SUPPLIED MATERIAL
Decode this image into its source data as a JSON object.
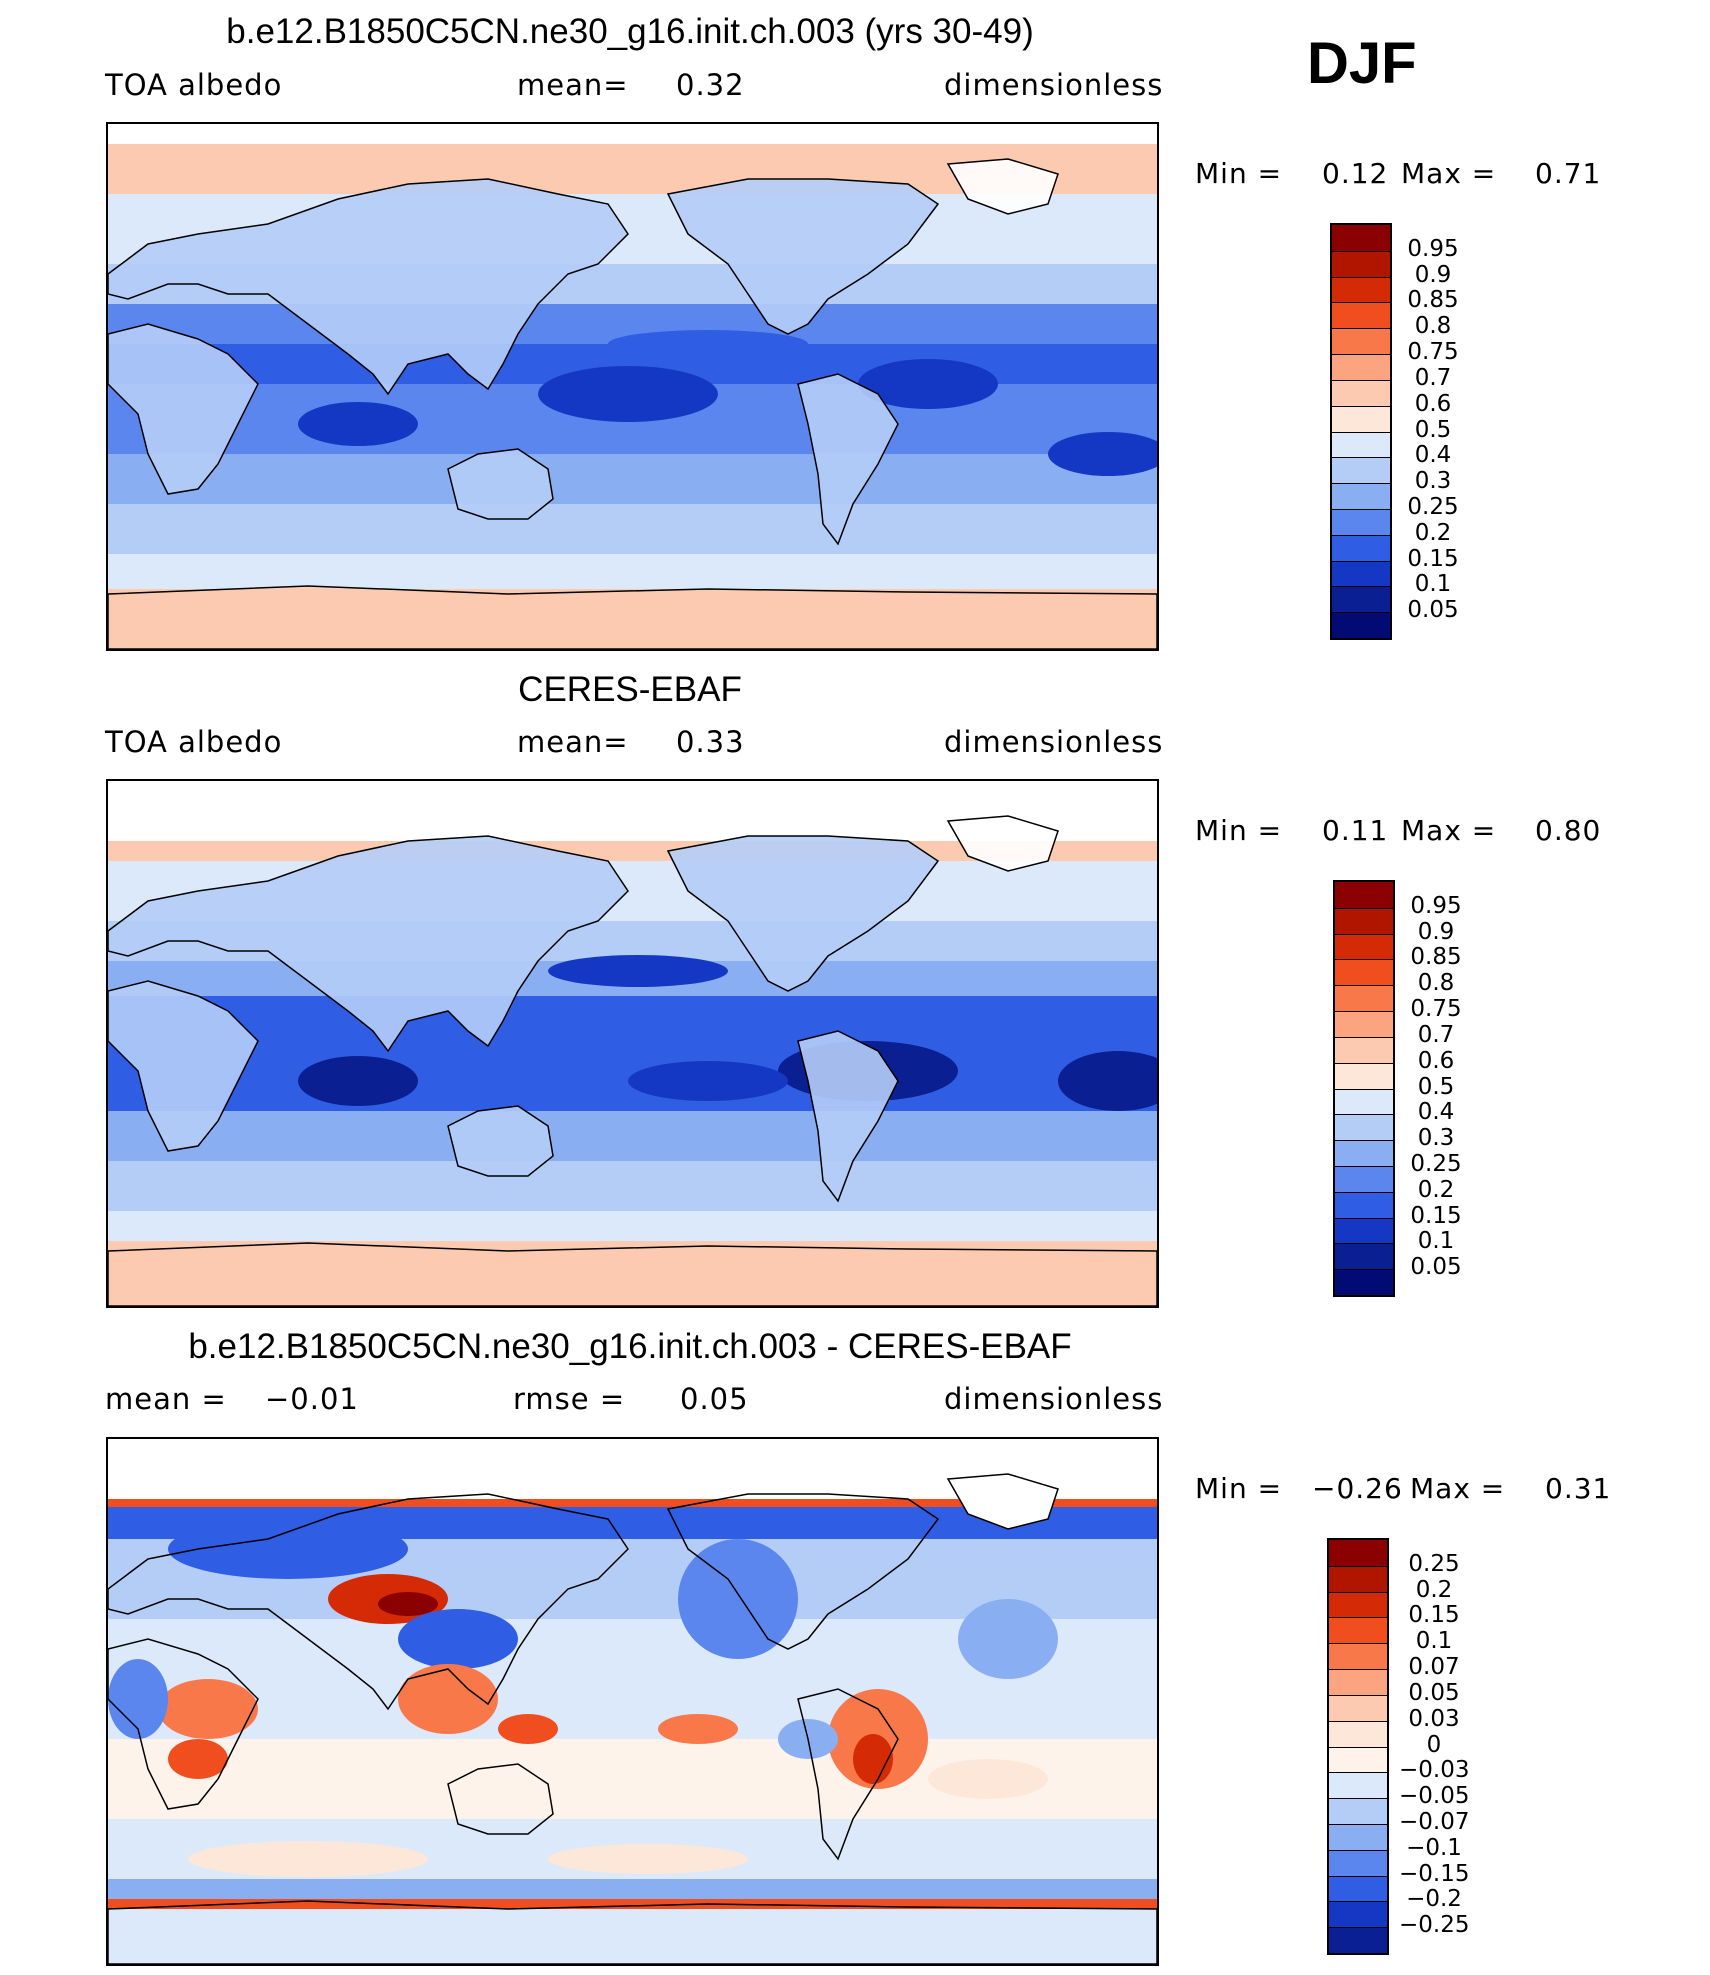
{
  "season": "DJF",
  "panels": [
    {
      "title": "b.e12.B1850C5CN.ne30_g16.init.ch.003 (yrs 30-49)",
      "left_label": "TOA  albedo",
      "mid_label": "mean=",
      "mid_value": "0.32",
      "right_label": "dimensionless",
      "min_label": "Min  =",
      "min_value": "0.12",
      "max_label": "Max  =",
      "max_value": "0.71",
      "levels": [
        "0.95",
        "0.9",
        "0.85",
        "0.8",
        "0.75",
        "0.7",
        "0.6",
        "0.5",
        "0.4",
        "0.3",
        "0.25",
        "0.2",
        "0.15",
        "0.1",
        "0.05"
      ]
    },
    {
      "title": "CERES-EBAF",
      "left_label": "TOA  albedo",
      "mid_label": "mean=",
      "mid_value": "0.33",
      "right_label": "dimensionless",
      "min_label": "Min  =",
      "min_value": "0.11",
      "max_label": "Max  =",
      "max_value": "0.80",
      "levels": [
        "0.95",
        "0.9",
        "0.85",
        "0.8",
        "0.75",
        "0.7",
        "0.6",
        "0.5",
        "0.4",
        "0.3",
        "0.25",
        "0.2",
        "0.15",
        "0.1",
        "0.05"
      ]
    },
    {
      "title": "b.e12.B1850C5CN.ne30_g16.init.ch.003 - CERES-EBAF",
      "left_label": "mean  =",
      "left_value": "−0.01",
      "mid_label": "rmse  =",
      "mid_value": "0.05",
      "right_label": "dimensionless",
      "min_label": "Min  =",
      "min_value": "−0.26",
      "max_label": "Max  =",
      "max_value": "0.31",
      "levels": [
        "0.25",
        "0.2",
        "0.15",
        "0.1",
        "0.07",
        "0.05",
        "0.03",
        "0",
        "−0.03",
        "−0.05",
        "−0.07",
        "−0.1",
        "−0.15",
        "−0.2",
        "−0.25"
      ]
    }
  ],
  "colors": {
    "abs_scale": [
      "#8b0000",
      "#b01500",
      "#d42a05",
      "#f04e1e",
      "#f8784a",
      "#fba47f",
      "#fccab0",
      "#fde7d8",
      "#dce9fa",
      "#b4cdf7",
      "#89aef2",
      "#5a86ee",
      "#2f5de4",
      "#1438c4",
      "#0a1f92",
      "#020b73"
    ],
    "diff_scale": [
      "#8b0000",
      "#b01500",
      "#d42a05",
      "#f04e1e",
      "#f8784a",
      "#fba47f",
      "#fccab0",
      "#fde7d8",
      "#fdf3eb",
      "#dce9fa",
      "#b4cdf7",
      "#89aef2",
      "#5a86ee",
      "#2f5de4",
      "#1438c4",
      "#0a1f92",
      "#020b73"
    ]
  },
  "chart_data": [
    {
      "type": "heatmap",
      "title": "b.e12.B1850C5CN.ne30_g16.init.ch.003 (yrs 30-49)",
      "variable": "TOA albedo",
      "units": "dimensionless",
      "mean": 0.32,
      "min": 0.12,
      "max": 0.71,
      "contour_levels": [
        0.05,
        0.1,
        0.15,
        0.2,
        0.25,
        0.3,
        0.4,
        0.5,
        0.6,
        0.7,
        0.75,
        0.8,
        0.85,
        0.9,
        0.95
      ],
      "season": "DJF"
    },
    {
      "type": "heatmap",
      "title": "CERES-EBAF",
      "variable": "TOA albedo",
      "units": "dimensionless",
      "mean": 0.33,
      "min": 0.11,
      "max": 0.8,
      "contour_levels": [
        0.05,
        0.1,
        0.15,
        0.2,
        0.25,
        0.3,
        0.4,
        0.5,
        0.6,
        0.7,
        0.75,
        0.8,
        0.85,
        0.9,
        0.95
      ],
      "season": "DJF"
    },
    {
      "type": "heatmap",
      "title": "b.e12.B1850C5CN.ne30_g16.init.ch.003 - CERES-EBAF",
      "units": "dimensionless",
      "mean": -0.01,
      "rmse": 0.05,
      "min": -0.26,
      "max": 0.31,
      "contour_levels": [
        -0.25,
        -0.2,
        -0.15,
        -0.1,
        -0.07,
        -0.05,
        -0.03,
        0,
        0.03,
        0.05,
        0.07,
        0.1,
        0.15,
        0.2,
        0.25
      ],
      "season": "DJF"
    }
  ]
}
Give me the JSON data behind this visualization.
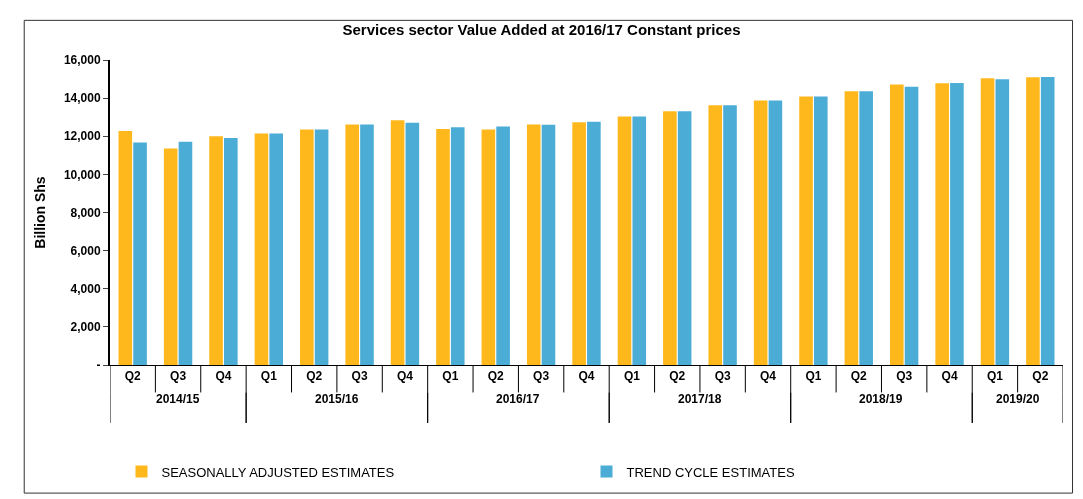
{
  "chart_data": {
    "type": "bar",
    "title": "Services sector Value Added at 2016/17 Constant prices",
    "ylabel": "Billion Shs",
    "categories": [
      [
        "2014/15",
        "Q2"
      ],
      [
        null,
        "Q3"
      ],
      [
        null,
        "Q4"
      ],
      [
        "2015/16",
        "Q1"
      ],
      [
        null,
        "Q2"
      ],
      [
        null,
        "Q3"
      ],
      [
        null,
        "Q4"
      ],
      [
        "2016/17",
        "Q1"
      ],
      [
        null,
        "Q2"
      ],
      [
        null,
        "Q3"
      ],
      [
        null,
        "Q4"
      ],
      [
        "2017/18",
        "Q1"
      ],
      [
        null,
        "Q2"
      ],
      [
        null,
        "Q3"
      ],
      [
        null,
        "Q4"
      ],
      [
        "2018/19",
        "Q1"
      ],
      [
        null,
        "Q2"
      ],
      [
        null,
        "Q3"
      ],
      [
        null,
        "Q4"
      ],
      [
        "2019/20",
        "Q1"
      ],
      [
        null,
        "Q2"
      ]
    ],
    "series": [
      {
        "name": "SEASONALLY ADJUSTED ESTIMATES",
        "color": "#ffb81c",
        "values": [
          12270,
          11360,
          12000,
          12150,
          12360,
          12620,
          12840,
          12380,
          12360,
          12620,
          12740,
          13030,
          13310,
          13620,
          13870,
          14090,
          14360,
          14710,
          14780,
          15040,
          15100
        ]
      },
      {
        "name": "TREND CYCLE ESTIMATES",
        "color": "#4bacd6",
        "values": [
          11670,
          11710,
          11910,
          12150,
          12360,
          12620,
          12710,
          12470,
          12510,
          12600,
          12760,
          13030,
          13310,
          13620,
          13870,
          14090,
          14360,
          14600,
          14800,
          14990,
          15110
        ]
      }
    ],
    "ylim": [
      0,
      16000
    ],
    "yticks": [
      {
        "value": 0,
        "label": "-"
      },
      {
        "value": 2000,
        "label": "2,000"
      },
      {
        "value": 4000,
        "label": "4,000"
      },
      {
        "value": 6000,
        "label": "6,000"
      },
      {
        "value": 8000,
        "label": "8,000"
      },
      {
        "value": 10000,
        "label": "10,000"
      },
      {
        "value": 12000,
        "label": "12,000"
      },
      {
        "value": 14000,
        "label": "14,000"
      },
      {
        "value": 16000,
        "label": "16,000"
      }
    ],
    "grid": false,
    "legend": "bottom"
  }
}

PROMPT
Only a number is wanted: how many lines above include "ESTIMATES"?

EXERCISE RESULT
2